-- begin PROVIDED RECORDS --
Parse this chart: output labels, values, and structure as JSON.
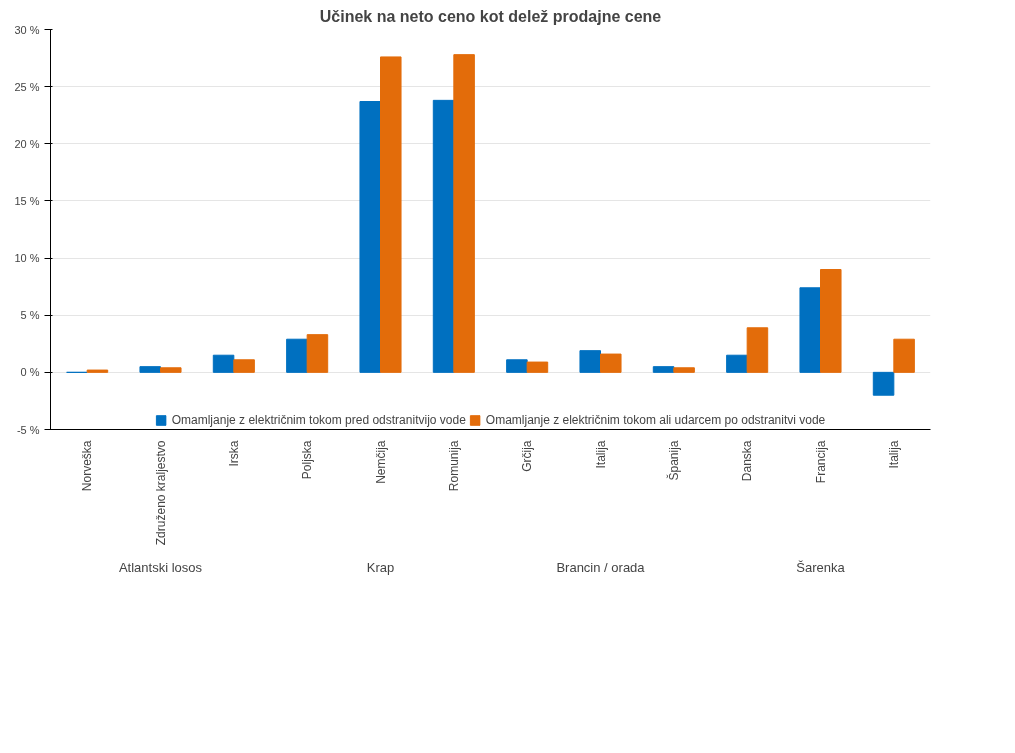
{
  "chart_data": {
    "type": "bar",
    "title": "Učinek na neto ceno kot delež prodajne cene",
    "categories": [
      "Norveška",
      "Združeno kraljestvo",
      "Irska",
      "Poljska",
      "Nemčija",
      "Romunija",
      "Grčija",
      "Italija",
      "Španija",
      "Danska",
      "Francija",
      "Italija"
    ],
    "series": [
      {
        "name": "Omamljanje z električnim tokom pred odstranitvijo vode",
        "color": "#0070c0",
        "values": [
          0,
          0.5,
          1.5,
          2.9,
          23.7,
          23.8,
          1.1,
          1.9,
          0.5,
          1.5,
          7.4,
          -2.0
        ]
      },
      {
        "name": "Omamljanje z električnim tokom ali udarcem po odstranitvi vode",
        "color": "#e36c0a",
        "values": [
          0.2,
          0.4,
          1.1,
          3.3,
          27.6,
          27.8,
          0.9,
          1.6,
          0.4,
          3.9,
          9.0,
          2.9
        ]
      }
    ],
    "annotations": [
      "Atlantski losos",
      "Krap",
      "Brancin / orada",
      "Šarenka"
    ],
    "ylim": [
      -5,
      30
    ],
    "yticks": [
      {
        "value": -5,
        "label": "-5 %"
      },
      {
        "value": 0,
        "label": "0 %"
      },
      {
        "value": 5,
        "label": "5 %"
      },
      {
        "value": 10,
        "label": "10 %"
      },
      {
        "value": 15,
        "label": "15 %"
      },
      {
        "value": 20,
        "label": "20 %"
      },
      {
        "value": 25,
        "label": "25 %"
      },
      {
        "value": 30,
        "label": "30 %"
      }
    ],
    "grid": "y",
    "legend": "bottom"
  }
}
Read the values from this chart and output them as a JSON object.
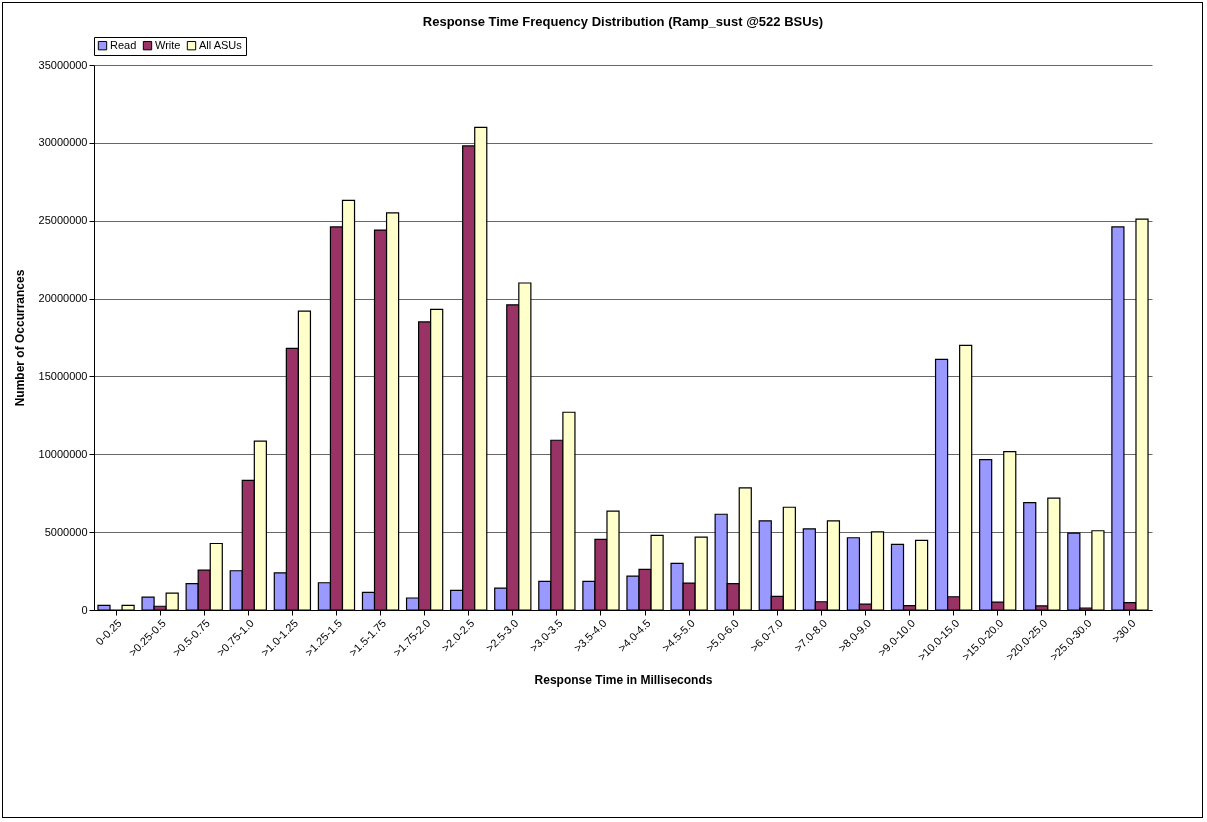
{
  "chart_data": {
    "type": "bar",
    "title": "Response Time Frequency Distribution (Ramp_sust @522 BSUs)",
    "xlabel": "Response Time in Milliseconds",
    "ylabel": "Number of Occurrances",
    "categories": [
      "0-0.25",
      ">0.25-0.5",
      ">0.5-0.75",
      ">0.75-1.0",
      ">1.0-1.25",
      ">1.25-1.5",
      ">1.5-1.75",
      ">1.75-2.0",
      ">2.0-2.5",
      ">2.5-3.0",
      ">3.0-3.5",
      ">3.5-4.0",
      ">4.0-4.5",
      ">4.5-5.0",
      ">5.0-6.0",
      ">6.0-7.0",
      ">7.0-8.0",
      ">8.0-9.0",
      ">9.0-10.0",
      ">10.0-15.0",
      ">15.0-20.0",
      ">20.0-25.0",
      ">25.0-30.0",
      ">30.0"
    ],
    "series": [
      {
        "name": "Read",
        "color": "#9999ff",
        "values": [
          300000,
          830000,
          1690000,
          2520000,
          2390000,
          1750000,
          1130000,
          770000,
          1260000,
          1410000,
          1840000,
          1840000,
          2180000,
          2990000,
          6150000,
          5730000,
          5210000,
          4640000,
          4210000,
          16100000,
          9660000,
          6900000,
          4940000,
          24600000
        ]
      },
      {
        "name": "Write",
        "color": "#993366",
        "values": [
          0,
          240000,
          2560000,
          8330000,
          16800000,
          24600000,
          24400000,
          18500000,
          29800000,
          19600000,
          10900000,
          4530000,
          2610000,
          1730000,
          1690000,
          880000,
          530000,
          380000,
          280000,
          850000,
          510000,
          260000,
          130000,
          470000
        ]
      },
      {
        "name": "All ASUs",
        "color": "#ffffcc",
        "values": [
          300000,
          1090000,
          4270000,
          10850000,
          19200000,
          26300000,
          25500000,
          19300000,
          31000000,
          21000000,
          12700000,
          6350000,
          4790000,
          4680000,
          7840000,
          6600000,
          5730000,
          5020000,
          4470000,
          17000000,
          10170000,
          7180000,
          5090000,
          25100000
        ]
      }
    ],
    "ylim": [
      0,
      35000000
    ],
    "yticks": [
      0,
      5000000,
      10000000,
      15000000,
      20000000,
      25000000,
      30000000,
      35000000
    ],
    "grid": "y",
    "legend": "top"
  }
}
-- end PROVIDED RECORDS --
WHAT IS EXPECTED
Copy out each line word for word, please, skipping the images.

REPLY
Parse this chart: output labels, values, and structure as JSON.
{
  "chart_data": {
    "type": "bar",
    "title": "Učinek na neto ceno kot delež prodajne cene",
    "categories": [
      "Norveška",
      "Združeno kraljestvo",
      "Irska",
      "Poljska",
      "Nemčija",
      "Romunija",
      "Grčija",
      "Italija",
      "Španija",
      "Danska",
      "Francija",
      "Italija"
    ],
    "series": [
      {
        "name": "Omamljanje z električnim tokom pred odstranitvijo vode",
        "color": "#0070c0",
        "values": [
          0,
          0.5,
          1.5,
          2.9,
          23.7,
          23.8,
          1.1,
          1.9,
          0.5,
          1.5,
          7.4,
          -2.0
        ]
      },
      {
        "name": "Omamljanje z električnim tokom ali udarcem po odstranitvi vode",
        "color": "#e36c0a",
        "values": [
          0.2,
          0.4,
          1.1,
          3.3,
          27.6,
          27.8,
          0.9,
          1.6,
          0.4,
          3.9,
          9.0,
          2.9
        ]
      }
    ],
    "annotations": [
      "Atlantski losos",
      "Krap",
      "Brancin / orada",
      "Šarenka"
    ],
    "ylim": [
      -5,
      30
    ],
    "yticks": [
      {
        "value": -5,
        "label": "-5 %"
      },
      {
        "value": 0,
        "label": "0 %"
      },
      {
        "value": 5,
        "label": "5 %"
      },
      {
        "value": 10,
        "label": "10 %"
      },
      {
        "value": 15,
        "label": "15 %"
      },
      {
        "value": 20,
        "label": "20 %"
      },
      {
        "value": 25,
        "label": "25 %"
      },
      {
        "value": 30,
        "label": "30 %"
      }
    ],
    "grid": "y",
    "legend": "bottom"
  }
}
Read the values from this chart and output them as a JSON object.
{
  "chart_data": {
    "type": "bar",
    "title": "Response Time Frequency Distribution (Ramp_sust @522 BSUs)",
    "xlabel": "Response Time in Milliseconds",
    "ylabel": "Number of Occurrances",
    "categories": [
      "0-0.25",
      ">0.25-0.5",
      ">0.5-0.75",
      ">0.75-1.0",
      ">1.0-1.25",
      ">1.25-1.5",
      ">1.5-1.75",
      ">1.75-2.0",
      ">2.0-2.5",
      ">2.5-3.0",
      ">3.0-3.5",
      ">3.5-4.0",
      ">4.0-4.5",
      ">4.5-5.0",
      ">5.0-6.0",
      ">6.0-7.0",
      ">7.0-8.0",
      ">8.0-9.0",
      ">9.0-10.0",
      ">10.0-15.0",
      ">15.0-20.0",
      ">20.0-25.0",
      ">25.0-30.0",
      ">30.0"
    ],
    "series": [
      {
        "name": "Read",
        "color": "#9999ff",
        "values": [
          300000,
          830000,
          1690000,
          2520000,
          2390000,
          1750000,
          1130000,
          770000,
          1260000,
          1410000,
          1840000,
          1840000,
          2180000,
          2990000,
          6150000,
          5730000,
          5210000,
          4640000,
          4210000,
          16100000,
          9660000,
          6900000,
          4940000,
          24600000
        ]
      },
      {
        "name": "Write",
        "color": "#993366",
        "values": [
          0,
          240000,
          2560000,
          8330000,
          16800000,
          24600000,
          24400000,
          18500000,
          29800000,
          19600000,
          10900000,
          4530000,
          2610000,
          1730000,
          1690000,
          880000,
          530000,
          380000,
          280000,
          850000,
          510000,
          260000,
          130000,
          470000
        ]
      },
      {
        "name": "All ASUs",
        "color": "#ffffcc",
        "values": [
          300000,
          1090000,
          4270000,
          10850000,
          19200000,
          26300000,
          25500000,
          19300000,
          31000000,
          21000000,
          12700000,
          6350000,
          4790000,
          4680000,
          7840000,
          6600000,
          5730000,
          5020000,
          4470000,
          17000000,
          10170000,
          7180000,
          5090000,
          25100000
        ]
      }
    ],
    "ylim": [
      0,
      35000000
    ],
    "yticks": [
      0,
      5000000,
      10000000,
      15000000,
      20000000,
      25000000,
      30000000,
      35000000
    ],
    "grid": "y",
    "legend": "top"
  }
}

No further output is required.